_Data provided_:
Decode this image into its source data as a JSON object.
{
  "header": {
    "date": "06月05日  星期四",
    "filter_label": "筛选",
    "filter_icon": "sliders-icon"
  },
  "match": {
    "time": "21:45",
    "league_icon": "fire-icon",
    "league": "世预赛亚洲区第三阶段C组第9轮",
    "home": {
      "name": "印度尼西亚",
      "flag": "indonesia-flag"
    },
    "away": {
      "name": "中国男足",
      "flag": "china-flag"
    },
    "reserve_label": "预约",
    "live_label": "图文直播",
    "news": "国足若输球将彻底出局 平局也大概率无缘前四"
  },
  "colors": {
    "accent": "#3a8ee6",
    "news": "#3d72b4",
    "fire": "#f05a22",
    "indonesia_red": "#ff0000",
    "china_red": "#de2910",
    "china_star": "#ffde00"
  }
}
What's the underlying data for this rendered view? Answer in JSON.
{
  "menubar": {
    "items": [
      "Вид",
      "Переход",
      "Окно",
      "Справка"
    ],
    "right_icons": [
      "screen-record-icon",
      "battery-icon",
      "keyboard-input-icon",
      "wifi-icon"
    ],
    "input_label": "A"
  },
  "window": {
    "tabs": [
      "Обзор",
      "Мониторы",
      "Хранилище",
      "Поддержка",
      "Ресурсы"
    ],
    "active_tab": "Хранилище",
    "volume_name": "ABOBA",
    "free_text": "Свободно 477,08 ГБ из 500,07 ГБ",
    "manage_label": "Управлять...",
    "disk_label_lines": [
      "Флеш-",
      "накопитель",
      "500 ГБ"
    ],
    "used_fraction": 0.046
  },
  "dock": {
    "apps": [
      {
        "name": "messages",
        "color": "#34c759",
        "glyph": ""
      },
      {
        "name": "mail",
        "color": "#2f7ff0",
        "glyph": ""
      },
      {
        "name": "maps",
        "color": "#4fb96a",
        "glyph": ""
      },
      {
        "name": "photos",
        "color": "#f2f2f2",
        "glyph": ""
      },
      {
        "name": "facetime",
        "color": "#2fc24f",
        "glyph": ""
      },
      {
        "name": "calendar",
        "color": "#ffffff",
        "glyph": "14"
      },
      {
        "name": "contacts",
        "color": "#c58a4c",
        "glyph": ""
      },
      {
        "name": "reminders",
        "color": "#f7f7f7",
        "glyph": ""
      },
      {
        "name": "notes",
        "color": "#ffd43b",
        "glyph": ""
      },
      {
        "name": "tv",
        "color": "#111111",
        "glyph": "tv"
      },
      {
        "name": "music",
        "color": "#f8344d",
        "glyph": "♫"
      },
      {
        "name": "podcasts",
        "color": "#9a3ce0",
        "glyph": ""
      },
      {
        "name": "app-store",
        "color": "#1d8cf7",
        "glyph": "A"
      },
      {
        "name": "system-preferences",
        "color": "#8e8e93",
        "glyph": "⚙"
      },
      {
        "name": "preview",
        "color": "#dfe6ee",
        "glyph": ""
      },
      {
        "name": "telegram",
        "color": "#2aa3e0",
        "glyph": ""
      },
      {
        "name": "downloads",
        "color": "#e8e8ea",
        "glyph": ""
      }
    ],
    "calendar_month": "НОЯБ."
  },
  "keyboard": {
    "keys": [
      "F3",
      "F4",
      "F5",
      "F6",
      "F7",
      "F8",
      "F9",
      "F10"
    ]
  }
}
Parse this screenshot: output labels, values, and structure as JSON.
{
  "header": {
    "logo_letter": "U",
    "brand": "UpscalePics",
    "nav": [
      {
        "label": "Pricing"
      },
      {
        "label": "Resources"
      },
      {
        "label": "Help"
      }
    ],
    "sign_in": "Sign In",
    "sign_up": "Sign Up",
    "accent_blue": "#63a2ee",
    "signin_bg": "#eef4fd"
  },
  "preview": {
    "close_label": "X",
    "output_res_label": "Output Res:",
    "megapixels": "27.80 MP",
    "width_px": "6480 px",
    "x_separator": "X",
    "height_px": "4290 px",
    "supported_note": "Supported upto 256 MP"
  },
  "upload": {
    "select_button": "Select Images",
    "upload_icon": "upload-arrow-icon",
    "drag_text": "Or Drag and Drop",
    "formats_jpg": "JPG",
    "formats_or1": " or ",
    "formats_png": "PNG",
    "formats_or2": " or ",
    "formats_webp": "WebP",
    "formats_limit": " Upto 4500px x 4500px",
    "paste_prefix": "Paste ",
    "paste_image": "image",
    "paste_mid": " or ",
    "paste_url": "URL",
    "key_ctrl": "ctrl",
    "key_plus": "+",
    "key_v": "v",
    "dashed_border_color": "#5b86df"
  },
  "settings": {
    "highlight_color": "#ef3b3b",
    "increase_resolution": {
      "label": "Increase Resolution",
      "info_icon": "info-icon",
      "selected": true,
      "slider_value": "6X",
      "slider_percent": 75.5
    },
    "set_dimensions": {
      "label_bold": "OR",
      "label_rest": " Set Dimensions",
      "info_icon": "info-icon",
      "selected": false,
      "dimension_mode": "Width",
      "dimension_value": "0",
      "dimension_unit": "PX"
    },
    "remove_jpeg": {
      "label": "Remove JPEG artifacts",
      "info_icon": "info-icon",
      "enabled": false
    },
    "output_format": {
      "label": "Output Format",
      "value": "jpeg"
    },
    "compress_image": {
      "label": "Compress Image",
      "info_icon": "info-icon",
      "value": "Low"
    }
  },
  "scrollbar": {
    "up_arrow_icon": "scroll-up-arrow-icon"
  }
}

_What this task involves_:
Copy out the whole listing exactly as written.

_Expected answer_:
Decode this image into its source data as a JSON object.
{
  "header": {
    "date": "06月05日  星期四",
    "filter_label": "筛选",
    "filter_icon": "sliders-icon"
  },
  "match": {
    "time": "21:45",
    "league_icon": "fire-icon",
    "league": "世预赛亚洲区第三阶段C组第9轮",
    "home": {
      "name": "印度尼西亚",
      "flag": "indonesia-flag"
    },
    "away": {
      "name": "中国男足",
      "flag": "china-flag"
    },
    "reserve_label": "预约",
    "live_label": "图文直播",
    "news": "国足若输球将彻底出局 平局也大概率无缘前四"
  },
  "colors": {
    "accent": "#3a8ee6",
    "news": "#3d72b4",
    "fire": "#f05a22",
    "indonesia_red": "#ff0000",
    "china_red": "#de2910",
    "china_star": "#ffde00"
  }
}
What's the underlying data for this rendered view? Answer in JSON.
{
  "menubar": {
    "items": [
      "Вид",
      "Переход",
      "Окно",
      "Справка"
    ],
    "right_icons": [
      "screen-record-icon",
      "battery-icon",
      "keyboard-input-icon",
      "wifi-icon"
    ],
    "input_label": "A"
  },
  "window": {
    "tabs": [
      "Обзор",
      "Мониторы",
      "Хранилище",
      "Поддержка",
      "Ресурсы"
    ],
    "active_tab": "Хранилище",
    "volume_name": "ABOBA",
    "free_text": "Свободно 477,08 ГБ из 500,07 ГБ",
    "manage_label": "Управлять...",
    "disk_label_lines": [
      "Флеш-",
      "накопитель",
      "500 ГБ"
    ],
    "used_fraction": 0.046
  },
  "dock": {
    "apps": [
      {
        "name": "messages",
        "color": "#34c759",
        "glyph": ""
      },
      {
        "name": "mail",
        "color": "#2f7ff0",
        "glyph": ""
      },
      {
        "name": "maps",
        "color": "#4fb96a",
        "glyph": ""
      },
      {
        "name": "photos",
        "color": "#f2f2f2",
        "glyph": ""
      },
      {
        "name": "facetime",
        "color": "#2fc24f",
        "glyph": ""
      },
      {
        "name": "calendar",
        "color": "#ffffff",
        "glyph": "14"
      },
      {
        "name": "contacts",
        "color": "#c58a4c",
        "glyph": ""
      },
      {
        "name": "reminders",
        "color": "#f7f7f7",
        "glyph": ""
      },
      {
        "name": "notes",
        "color": "#ffd43b",
        "glyph": ""
      },
      {
        "name": "tv",
        "color": "#111111",
        "glyph": "tv"
      },
      {
        "name": "music",
        "color": "#f8344d",
        "glyph": "♫"
      },
      {
        "name": "podcasts",
        "color": "#9a3ce0",
        "glyph": ""
      },
      {
        "name": "app-store",
        "color": "#1d8cf7",
        "glyph": "A"
      },
      {
        "name": "system-preferences",
        "color": "#8e8e93",
        "glyph": "⚙"
      },
      {
        "name": "preview",
        "color": "#dfe6ee",
        "glyph": ""
      },
      {
        "name": "telegram",
        "color": "#2aa3e0",
        "glyph": ""
      },
      {
        "name": "downloads",
        "color": "#e8e8ea",
        "glyph": ""
      }
    ],
    "calendar_month": "НОЯБ."
  },
  "keyboard": {
    "keys": [
      "F3",
      "F4",
      "F5",
      "F6",
      "F7",
      "F8",
      "F9",
      "F10"
    ]
  }
}
Parse this screenshot: output labels, values, and structure as JSON.
{
  "header": {
    "logo_letter": "U",
    "brand": "UpscalePics",
    "nav": [
      {
        "label": "Pricing"
      },
      {
        "label": "Resources"
      },
      {
        "label": "Help"
      }
    ],
    "sign_in": "Sign In",
    "sign_up": "Sign Up",
    "accent_blue": "#63a2ee",
    "signin_bg": "#eef4fd"
  },
  "preview": {
    "close_label": "X",
    "output_res_label": "Output Res:",
    "megapixels": "27.80 MP",
    "width_px": "6480 px",
    "x_separator": "X",
    "height_px": "4290 px",
    "supported_note": "Supported upto 256 MP"
  },
  "upload": {
    "select_button": "Select Images",
    "upload_icon": "upload-arrow-icon",
    "drag_text": "Or Drag and Drop",
    "formats_jpg": "JPG",
    "formats_or1": " or ",
    "formats_png": "PNG",
    "formats_or2": " or ",
    "formats_webp": "WebP",
    "formats_limit": " Upto 4500px x 4500px",
    "paste_prefix": "Paste ",
    "paste_image": "image",
    "paste_mid": " or ",
    "paste_url": "URL",
    "key_ctrl": "ctrl",
    "key_plus": "+",
    "key_v": "v",
    "dashed_border_color": "#5b86df"
  },
  "settings": {
    "highlight_color": "#ef3b3b",
    "increase_resolution": {
      "label": "Increase Resolution",
      "info_icon": "info-icon",
      "selected": true,
      "slider_value": "6X",
      "slider_percent": 75.5
    },
    "set_dimensions": {
      "label_bold": "OR",
      "label_rest": " Set Dimensions",
      "info_icon": "info-icon",
      "selected": false,
      "dimension_mode": "Width",
      "dimension_value": "0",
      "dimension_unit": "PX"
    },
    "remove_jpeg": {
      "label": "Remove JPEG artifacts",
      "info_icon": "info-icon",
      "enabled": false
    },
    "output_format": {
      "label": "Output Format",
      "value": "jpeg"
    },
    "compress_image": {
      "label": "Compress Image",
      "info_icon": "info-icon",
      "value": "Low"
    }
  },
  "scrollbar": {
    "up_arrow_icon": "scroll-up-arrow-icon"
  }
}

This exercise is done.